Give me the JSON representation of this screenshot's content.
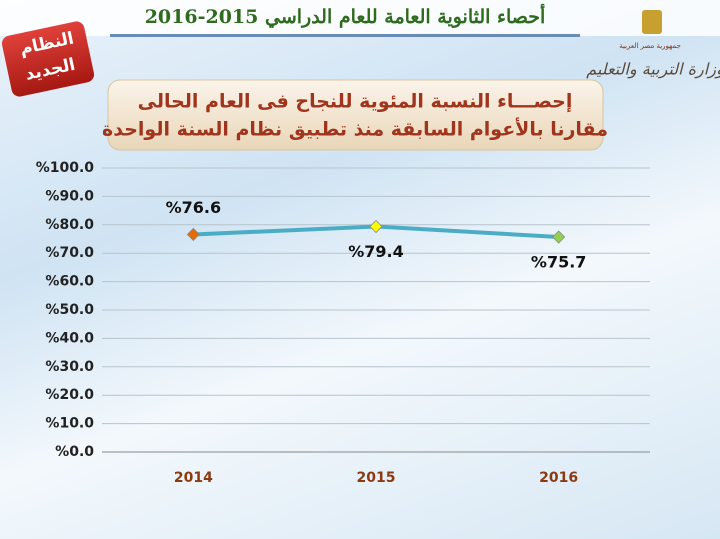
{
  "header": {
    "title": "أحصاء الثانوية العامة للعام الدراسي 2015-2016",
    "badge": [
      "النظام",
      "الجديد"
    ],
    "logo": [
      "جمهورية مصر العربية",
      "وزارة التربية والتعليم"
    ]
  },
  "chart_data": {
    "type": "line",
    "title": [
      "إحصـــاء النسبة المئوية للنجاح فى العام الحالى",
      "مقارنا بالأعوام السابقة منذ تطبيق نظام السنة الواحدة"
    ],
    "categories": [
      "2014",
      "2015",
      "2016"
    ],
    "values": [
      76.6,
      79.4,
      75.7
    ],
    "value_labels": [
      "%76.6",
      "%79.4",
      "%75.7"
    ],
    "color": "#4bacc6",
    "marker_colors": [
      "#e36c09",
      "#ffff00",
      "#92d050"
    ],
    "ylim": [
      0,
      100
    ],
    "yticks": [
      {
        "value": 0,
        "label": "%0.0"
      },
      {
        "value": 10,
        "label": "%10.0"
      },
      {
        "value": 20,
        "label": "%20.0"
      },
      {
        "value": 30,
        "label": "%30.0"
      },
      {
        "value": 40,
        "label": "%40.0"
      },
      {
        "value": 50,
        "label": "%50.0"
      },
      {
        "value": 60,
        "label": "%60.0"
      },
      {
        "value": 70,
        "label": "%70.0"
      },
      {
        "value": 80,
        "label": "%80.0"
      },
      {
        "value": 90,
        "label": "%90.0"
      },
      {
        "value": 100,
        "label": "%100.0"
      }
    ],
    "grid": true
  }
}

==

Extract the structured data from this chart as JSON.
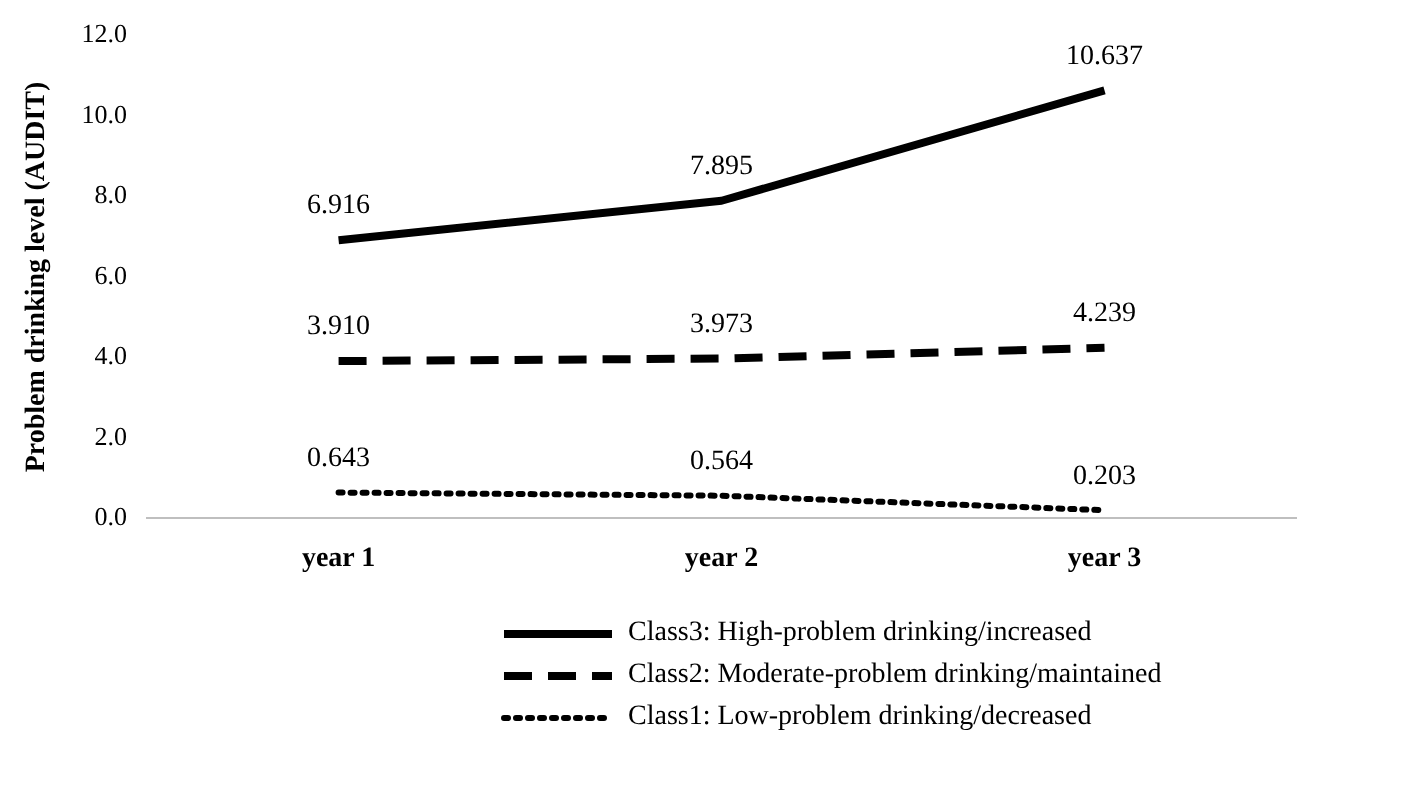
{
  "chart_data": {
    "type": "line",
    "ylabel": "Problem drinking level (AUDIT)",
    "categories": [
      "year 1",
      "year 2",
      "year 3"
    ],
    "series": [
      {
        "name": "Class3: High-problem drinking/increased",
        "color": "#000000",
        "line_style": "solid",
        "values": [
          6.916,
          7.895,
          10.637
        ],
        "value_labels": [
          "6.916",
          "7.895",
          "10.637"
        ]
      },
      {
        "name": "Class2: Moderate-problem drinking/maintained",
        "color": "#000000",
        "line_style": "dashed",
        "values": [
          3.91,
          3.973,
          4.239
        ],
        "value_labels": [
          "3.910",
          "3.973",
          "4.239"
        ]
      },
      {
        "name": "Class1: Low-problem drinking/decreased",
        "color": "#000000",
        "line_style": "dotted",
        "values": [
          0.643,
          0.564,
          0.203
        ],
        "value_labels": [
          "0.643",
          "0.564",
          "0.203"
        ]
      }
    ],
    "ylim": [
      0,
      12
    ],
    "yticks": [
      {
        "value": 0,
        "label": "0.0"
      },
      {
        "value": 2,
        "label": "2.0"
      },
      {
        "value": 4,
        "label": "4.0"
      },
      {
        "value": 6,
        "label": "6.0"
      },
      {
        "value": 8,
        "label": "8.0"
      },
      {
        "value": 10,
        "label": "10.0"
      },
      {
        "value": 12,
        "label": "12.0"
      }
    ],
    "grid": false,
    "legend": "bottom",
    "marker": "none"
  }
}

## Written problem
Gather each line of the listing that holds the string "name".

## Full answer
        "name": "Class3: High-problem drinking/increased",
        "name": "Class2: Moderate-problem drinking/maintained",
        "name": "Class1: Low-problem drinking/decreased",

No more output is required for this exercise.